Dataset listings of figures:
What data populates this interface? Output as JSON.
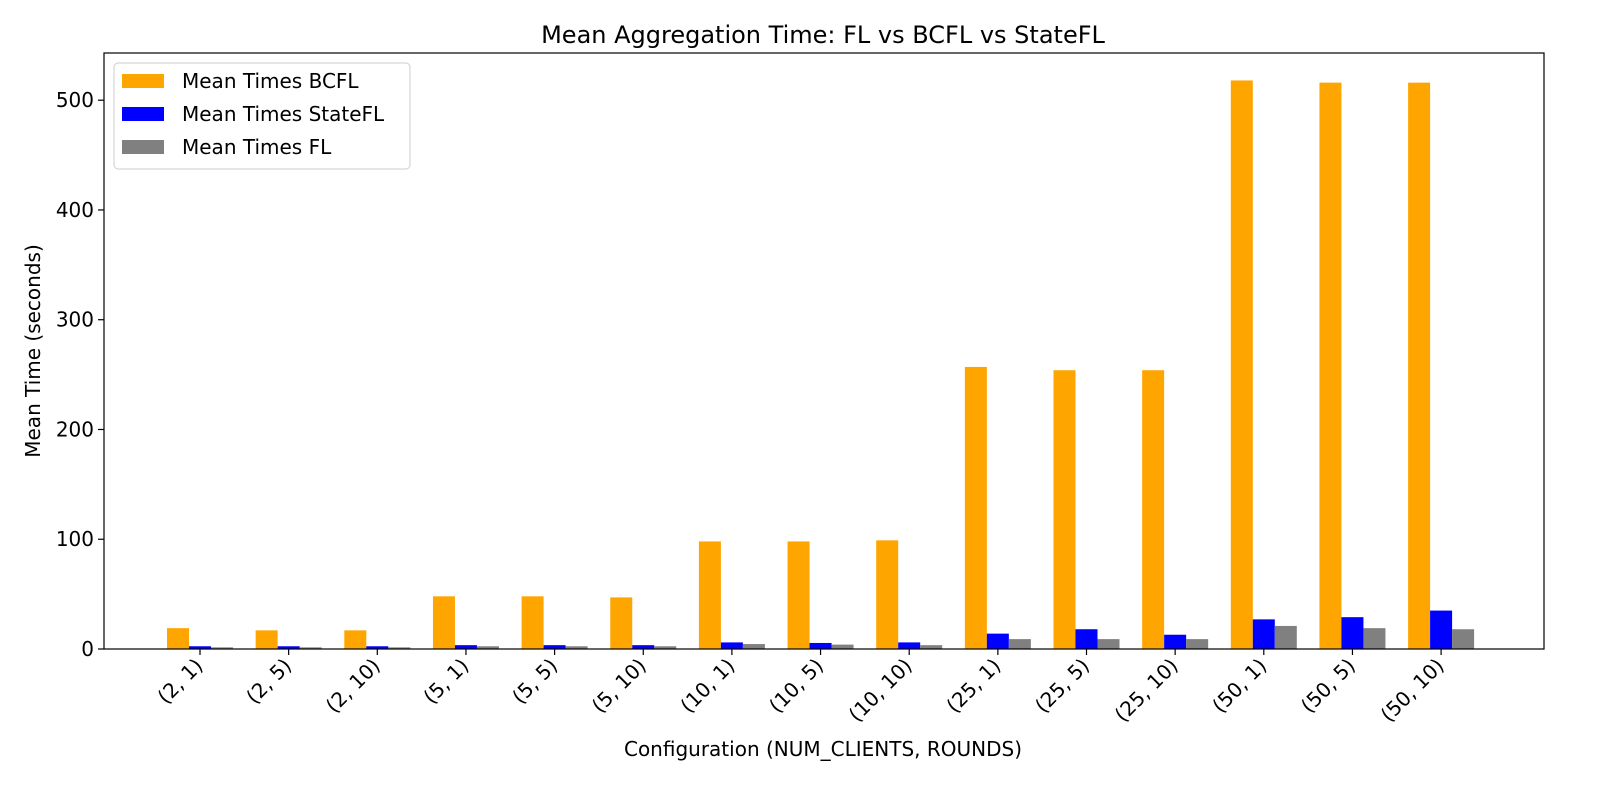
{
  "chart_data": {
    "type": "bar",
    "title": "Mean Aggregation Time: FL vs BCFL vs StateFL",
    "xlabel": "Configuration (NUM_CLIENTS, ROUNDS)",
    "ylabel": "Mean Time (seconds)",
    "ylim": [
      0,
      543
    ],
    "yticks": [
      0,
      100,
      200,
      300,
      400,
      500
    ],
    "yticks_labels": [
      "0",
      "100",
      "200",
      "300",
      "400",
      "500"
    ],
    "grid": false,
    "legend_position": "top-left",
    "categories": [
      "(2, 1)",
      "(2, 5)",
      "(2, 10)",
      "(5, 1)",
      "(5, 5)",
      "(5, 10)",
      "(10, 1)",
      "(10, 5)",
      "(10, 10)",
      "(25, 1)",
      "(25, 5)",
      "(25, 10)",
      "(50, 1)",
      "(50, 5)",
      "(50, 10)"
    ],
    "series": [
      {
        "name": "Mean Times BCFL",
        "color": "#ffa500",
        "values": [
          19,
          17,
          17,
          48,
          48,
          47,
          98,
          98,
          99,
          257,
          254,
          254,
          518,
          516,
          516
        ]
      },
      {
        "name": "Mean Times StateFL",
        "color": "#0000ff",
        "values": [
          2.5,
          2.5,
          2.5,
          3.5,
          3.5,
          3.5,
          6,
          5.5,
          6,
          14,
          18,
          13,
          27,
          29,
          35
        ]
      },
      {
        "name": "Mean Times FL",
        "color": "#808080",
        "values": [
          1.5,
          1.5,
          1.5,
          2.5,
          2.5,
          2.5,
          4.5,
          4,
          3.5,
          9,
          9,
          9,
          21,
          19,
          18
        ]
      }
    ]
  }
}
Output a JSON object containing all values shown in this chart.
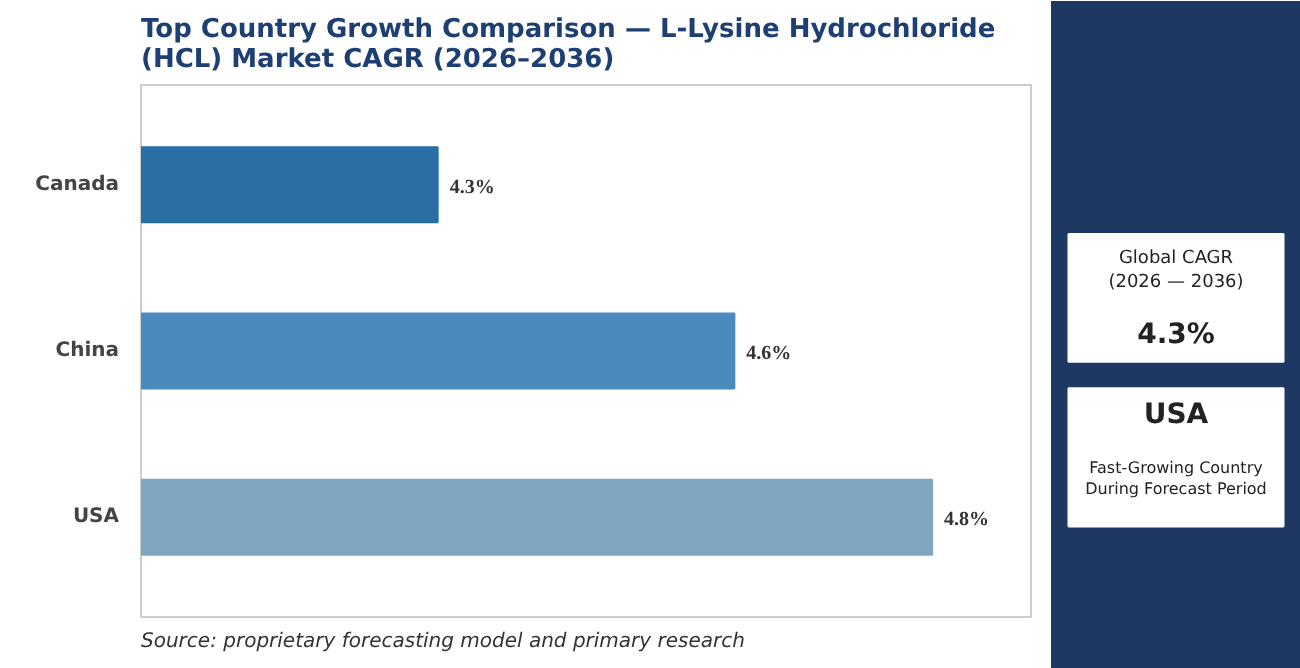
{
  "chart_data": [
    {
      "type": "bar",
      "orientation": "horizontal",
      "title": "Top Country Growth Comparison — L-Lysine Hydrochloride (HCL) Market CAGR (2026–2036)",
      "categories": [
        "Canada",
        "China",
        "USA"
      ],
      "values": [
        4.3,
        4.6,
        4.8
      ],
      "value_labels": [
        "4.3%",
        "4.6%",
        "4.8%"
      ],
      "colors": [
        "#2a6ea6",
        "#4a8bbd",
        "#7fa7bf"
      ],
      "xlim": [
        4.0,
        4.9
      ],
      "tick_labels": "y",
      "grid": false,
      "annotations": [
        "Source: proprietary forecasting model and primary research"
      ]
    },
    {
      "type": "other",
      "annotations": [
        "Global CAGR (2026 — 2036)",
        "4.3%",
        "USA",
        "Fast-Growing Country During Forecast Period"
      ]
    }
  ]
}
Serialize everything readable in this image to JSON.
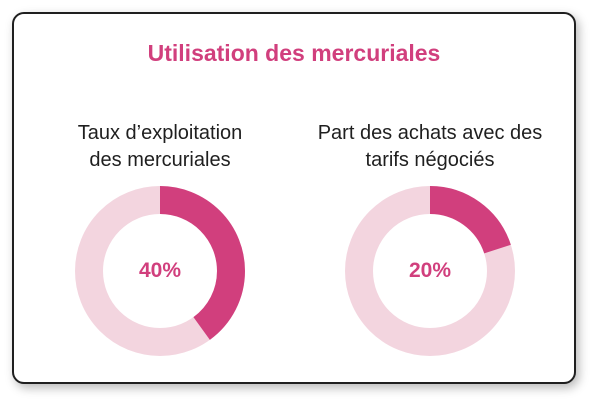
{
  "title": "Utilisation des mercuriales",
  "chart_data": [
    {
      "type": "pie",
      "title_lines": [
        "Taux d’exploitation",
        "des mercuriales"
      ],
      "value": 40,
      "value_label": "40%",
      "colors": {
        "filled": "#d13f7d",
        "remaining": "#f3d5df"
      }
    },
    {
      "type": "pie",
      "title_lines": [
        "Part des achats avec des",
        "tarifs négociés"
      ],
      "value": 20,
      "value_label": "20%",
      "colors": {
        "filled": "#d13f7d",
        "remaining": "#f3d5df"
      }
    }
  ]
}
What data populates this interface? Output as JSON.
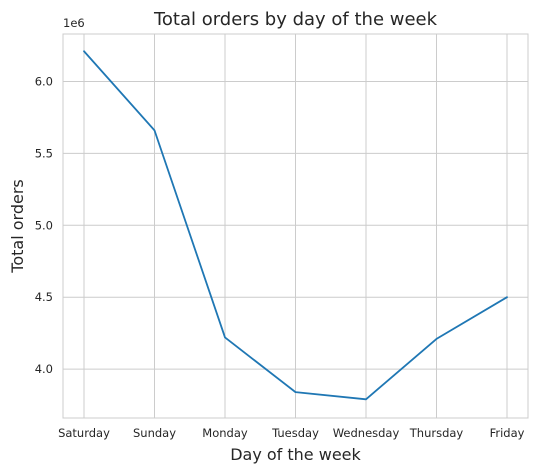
{
  "chart_data": {
    "type": "line",
    "title": "Total orders by day of the week",
    "xlabel": "Day of the week",
    "ylabel": "Total orders",
    "y_offset_label": "1e6",
    "categories": [
      "Saturday",
      "Sunday",
      "Monday",
      "Tuesday",
      "Wednesday",
      "Thursday",
      "Friday"
    ],
    "series": [
      {
        "values": [
          6.21,
          5.66,
          4.22,
          3.84,
          3.79,
          4.21,
          4.5
        ]
      }
    ],
    "y_ticks": [
      4.0,
      4.5,
      5.0,
      5.5,
      6.0
    ],
    "y_tick_labels": [
      "4.0",
      "4.5",
      "5.0",
      "5.5",
      "6.0"
    ],
    "ylim": [
      3.66,
      6.33
    ],
    "grid": true,
    "line_color": "#1f77b4"
  }
}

## [Task to carry out]
Go through the records and gather the lines that hold "xlabel".

## [Completed exercise]
    "xlabel": "Configuration (NUM_CLIENTS, ROUNDS)",
    "xlabel": "Day of the week",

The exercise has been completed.